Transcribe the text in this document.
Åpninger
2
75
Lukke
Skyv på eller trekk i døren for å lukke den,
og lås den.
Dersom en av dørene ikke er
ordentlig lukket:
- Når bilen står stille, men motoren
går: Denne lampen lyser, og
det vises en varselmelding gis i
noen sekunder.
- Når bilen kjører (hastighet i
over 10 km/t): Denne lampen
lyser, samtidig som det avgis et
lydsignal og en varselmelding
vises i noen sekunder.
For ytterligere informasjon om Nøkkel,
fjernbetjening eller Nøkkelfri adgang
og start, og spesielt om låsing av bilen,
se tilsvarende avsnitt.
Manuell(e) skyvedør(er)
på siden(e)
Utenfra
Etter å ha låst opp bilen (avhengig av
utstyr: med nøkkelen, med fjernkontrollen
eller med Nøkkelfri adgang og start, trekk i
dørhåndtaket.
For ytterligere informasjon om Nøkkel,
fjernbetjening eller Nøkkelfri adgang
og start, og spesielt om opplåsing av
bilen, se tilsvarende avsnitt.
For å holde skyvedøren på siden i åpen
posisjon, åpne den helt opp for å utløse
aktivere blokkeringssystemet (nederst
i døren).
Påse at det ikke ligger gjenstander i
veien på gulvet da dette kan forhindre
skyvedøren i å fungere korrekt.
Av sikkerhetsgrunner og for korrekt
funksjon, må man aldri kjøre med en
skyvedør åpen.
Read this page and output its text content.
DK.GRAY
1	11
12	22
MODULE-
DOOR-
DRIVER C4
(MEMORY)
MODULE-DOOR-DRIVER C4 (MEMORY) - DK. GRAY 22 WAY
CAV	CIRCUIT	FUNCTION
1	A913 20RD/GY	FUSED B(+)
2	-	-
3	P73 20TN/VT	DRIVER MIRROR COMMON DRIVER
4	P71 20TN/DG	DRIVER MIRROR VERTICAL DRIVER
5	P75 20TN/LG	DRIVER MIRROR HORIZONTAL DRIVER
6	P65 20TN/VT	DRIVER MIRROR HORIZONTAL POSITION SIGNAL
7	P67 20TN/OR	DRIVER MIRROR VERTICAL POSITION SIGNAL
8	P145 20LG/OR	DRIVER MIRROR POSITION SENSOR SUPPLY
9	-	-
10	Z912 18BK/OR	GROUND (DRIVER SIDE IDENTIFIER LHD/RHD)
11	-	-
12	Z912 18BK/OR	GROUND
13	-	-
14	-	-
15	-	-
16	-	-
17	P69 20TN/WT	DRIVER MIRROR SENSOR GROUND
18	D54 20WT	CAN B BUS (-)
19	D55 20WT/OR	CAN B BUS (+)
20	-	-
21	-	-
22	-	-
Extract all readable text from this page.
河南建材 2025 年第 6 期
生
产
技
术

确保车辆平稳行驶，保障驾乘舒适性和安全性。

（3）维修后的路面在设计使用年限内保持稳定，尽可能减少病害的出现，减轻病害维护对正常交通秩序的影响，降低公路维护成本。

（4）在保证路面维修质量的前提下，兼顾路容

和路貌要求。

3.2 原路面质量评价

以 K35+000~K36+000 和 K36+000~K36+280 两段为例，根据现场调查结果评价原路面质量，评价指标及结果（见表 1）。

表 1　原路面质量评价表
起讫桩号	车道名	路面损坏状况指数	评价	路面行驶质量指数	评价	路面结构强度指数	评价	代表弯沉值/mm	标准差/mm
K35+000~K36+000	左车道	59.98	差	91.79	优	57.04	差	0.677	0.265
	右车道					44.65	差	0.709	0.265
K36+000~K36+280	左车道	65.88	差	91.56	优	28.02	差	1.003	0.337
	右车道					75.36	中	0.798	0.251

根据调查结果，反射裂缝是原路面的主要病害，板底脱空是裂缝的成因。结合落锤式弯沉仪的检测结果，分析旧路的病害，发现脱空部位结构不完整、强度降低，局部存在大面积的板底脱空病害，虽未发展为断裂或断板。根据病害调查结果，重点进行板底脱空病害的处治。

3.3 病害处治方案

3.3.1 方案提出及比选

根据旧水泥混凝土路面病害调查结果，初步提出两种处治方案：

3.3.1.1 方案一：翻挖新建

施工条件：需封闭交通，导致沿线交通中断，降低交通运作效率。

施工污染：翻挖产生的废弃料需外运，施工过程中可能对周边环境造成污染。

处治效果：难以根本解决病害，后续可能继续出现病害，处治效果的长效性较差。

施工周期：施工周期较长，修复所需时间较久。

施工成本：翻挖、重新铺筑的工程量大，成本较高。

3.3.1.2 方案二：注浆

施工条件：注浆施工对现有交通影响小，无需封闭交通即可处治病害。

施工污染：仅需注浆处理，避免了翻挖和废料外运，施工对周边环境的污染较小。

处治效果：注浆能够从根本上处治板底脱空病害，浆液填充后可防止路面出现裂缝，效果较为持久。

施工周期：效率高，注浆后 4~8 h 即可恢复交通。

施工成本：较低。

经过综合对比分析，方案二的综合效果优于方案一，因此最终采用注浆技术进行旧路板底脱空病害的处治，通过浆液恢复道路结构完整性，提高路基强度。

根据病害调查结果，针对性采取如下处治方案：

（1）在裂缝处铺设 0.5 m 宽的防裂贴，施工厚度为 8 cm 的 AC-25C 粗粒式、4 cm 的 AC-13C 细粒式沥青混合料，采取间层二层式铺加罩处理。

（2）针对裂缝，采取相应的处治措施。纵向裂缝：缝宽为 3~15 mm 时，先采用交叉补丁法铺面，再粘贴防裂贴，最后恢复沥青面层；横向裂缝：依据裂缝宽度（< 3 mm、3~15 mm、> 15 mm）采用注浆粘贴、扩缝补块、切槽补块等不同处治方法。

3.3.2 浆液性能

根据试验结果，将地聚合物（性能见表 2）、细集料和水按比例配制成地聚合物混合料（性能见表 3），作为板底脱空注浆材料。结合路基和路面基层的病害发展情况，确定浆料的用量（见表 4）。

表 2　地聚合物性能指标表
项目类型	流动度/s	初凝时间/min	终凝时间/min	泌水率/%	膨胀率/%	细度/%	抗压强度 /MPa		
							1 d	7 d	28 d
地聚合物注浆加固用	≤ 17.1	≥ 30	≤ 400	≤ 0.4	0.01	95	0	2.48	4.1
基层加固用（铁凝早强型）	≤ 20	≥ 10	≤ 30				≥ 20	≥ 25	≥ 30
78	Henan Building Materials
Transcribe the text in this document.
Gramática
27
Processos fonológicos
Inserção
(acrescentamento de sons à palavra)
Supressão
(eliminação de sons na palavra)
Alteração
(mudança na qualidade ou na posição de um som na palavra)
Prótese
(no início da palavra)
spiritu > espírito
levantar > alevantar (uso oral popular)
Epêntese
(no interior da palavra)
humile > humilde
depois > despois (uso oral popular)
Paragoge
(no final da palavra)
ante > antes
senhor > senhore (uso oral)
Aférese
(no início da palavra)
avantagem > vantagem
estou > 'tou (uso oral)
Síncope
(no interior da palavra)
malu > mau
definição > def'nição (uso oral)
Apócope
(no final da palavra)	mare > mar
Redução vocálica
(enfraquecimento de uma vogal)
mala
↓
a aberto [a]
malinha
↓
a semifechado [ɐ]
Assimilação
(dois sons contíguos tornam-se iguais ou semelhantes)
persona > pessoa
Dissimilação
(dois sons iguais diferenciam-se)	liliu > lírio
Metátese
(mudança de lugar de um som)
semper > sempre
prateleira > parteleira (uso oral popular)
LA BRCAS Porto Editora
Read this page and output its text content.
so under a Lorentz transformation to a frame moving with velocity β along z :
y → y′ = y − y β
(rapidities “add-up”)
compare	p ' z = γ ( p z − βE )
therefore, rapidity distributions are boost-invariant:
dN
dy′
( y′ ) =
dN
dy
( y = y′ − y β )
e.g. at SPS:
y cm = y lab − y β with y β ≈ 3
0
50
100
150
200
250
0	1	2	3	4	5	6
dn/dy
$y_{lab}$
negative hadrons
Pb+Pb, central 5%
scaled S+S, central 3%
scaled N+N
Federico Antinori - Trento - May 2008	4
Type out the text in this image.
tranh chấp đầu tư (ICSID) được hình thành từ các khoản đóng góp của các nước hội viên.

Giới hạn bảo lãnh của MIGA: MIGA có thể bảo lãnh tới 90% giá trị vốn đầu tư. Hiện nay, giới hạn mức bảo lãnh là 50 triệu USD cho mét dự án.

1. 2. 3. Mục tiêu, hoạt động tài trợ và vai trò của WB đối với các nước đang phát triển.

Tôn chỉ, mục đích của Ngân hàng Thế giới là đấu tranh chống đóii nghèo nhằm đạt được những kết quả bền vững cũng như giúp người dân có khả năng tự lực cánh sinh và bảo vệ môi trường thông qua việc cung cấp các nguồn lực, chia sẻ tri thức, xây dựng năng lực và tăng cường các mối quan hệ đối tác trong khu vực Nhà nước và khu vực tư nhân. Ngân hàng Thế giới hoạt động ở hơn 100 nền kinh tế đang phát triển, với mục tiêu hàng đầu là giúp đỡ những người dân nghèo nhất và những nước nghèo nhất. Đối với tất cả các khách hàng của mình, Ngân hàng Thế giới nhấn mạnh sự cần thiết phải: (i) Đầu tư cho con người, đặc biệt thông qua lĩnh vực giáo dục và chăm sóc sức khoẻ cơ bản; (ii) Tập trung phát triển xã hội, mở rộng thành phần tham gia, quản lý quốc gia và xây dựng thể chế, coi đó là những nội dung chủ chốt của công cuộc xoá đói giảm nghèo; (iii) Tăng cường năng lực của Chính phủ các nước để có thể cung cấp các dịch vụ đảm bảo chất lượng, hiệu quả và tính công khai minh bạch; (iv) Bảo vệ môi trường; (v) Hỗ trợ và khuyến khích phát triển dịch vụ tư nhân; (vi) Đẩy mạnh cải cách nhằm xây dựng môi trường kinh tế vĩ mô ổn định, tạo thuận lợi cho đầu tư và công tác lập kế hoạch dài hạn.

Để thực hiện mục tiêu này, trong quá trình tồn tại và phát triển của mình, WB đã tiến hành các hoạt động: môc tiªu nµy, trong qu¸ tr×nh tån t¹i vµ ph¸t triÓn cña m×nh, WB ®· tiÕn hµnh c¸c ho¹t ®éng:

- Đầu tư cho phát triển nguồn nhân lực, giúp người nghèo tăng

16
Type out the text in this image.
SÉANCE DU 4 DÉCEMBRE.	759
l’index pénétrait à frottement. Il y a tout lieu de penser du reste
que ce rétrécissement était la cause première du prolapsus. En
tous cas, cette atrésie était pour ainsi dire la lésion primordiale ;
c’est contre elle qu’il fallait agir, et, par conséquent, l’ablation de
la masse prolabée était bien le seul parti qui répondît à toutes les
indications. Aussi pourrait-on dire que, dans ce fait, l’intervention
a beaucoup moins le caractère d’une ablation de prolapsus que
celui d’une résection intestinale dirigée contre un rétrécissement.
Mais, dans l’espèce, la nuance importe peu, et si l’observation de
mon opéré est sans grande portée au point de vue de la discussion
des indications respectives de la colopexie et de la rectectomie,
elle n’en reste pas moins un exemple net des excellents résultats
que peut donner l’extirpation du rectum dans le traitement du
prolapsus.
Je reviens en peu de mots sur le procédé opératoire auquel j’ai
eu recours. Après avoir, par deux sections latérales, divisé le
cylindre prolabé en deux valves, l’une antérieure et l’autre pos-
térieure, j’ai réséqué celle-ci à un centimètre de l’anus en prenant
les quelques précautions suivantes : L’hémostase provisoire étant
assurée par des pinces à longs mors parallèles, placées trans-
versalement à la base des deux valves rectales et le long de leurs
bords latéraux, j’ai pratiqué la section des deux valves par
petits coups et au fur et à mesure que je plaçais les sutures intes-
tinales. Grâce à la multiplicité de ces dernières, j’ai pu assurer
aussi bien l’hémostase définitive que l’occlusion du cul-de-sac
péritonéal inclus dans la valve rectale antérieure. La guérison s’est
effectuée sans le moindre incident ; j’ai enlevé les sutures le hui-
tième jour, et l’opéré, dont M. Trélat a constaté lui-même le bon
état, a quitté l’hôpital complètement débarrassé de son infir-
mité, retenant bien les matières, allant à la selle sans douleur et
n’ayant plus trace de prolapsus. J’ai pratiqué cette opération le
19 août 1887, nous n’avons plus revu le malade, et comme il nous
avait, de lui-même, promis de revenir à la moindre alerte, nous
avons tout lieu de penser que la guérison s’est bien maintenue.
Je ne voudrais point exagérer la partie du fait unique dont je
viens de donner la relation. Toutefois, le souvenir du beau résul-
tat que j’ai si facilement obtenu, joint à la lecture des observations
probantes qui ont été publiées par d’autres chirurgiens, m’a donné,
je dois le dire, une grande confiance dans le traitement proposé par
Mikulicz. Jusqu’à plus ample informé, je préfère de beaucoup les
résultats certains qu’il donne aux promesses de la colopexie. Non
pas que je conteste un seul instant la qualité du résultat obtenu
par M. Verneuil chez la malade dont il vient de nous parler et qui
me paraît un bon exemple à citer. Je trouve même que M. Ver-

* _Exercise details_
Lines containing the word "korrekt" are to be tallied; report only the total.

* _Finished task_
2